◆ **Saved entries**
[Start]
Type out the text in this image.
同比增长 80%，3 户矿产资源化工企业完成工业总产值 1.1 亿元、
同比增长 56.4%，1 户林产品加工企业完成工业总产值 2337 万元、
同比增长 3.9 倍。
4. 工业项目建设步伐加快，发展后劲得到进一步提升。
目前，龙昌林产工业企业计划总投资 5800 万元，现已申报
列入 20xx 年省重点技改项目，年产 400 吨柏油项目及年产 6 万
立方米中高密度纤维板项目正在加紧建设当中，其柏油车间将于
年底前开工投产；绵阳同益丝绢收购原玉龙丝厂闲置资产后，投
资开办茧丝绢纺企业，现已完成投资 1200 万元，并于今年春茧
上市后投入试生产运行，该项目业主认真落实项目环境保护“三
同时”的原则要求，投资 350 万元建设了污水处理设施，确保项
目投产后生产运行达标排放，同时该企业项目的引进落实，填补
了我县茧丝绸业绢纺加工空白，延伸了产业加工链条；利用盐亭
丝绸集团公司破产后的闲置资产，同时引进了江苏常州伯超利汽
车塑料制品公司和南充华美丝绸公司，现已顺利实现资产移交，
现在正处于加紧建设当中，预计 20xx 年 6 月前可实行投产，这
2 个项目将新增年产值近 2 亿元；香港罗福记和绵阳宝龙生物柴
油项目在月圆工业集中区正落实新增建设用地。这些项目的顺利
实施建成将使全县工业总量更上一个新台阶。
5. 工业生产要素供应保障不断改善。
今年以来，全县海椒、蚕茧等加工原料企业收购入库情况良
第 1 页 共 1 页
[End]
◆ **Stated exercise**
Copy the lines from the entries above in which the word "同比增长" appears.

◆ **Solution to this problem**
同比增长 80%，3 户矿产资源化工企业完成工业总产值 1.1 亿元、
同比增长 56.4%，1 户林产品加工企业完成工业总产值 2337 万元、
同比增长 3.9 倍。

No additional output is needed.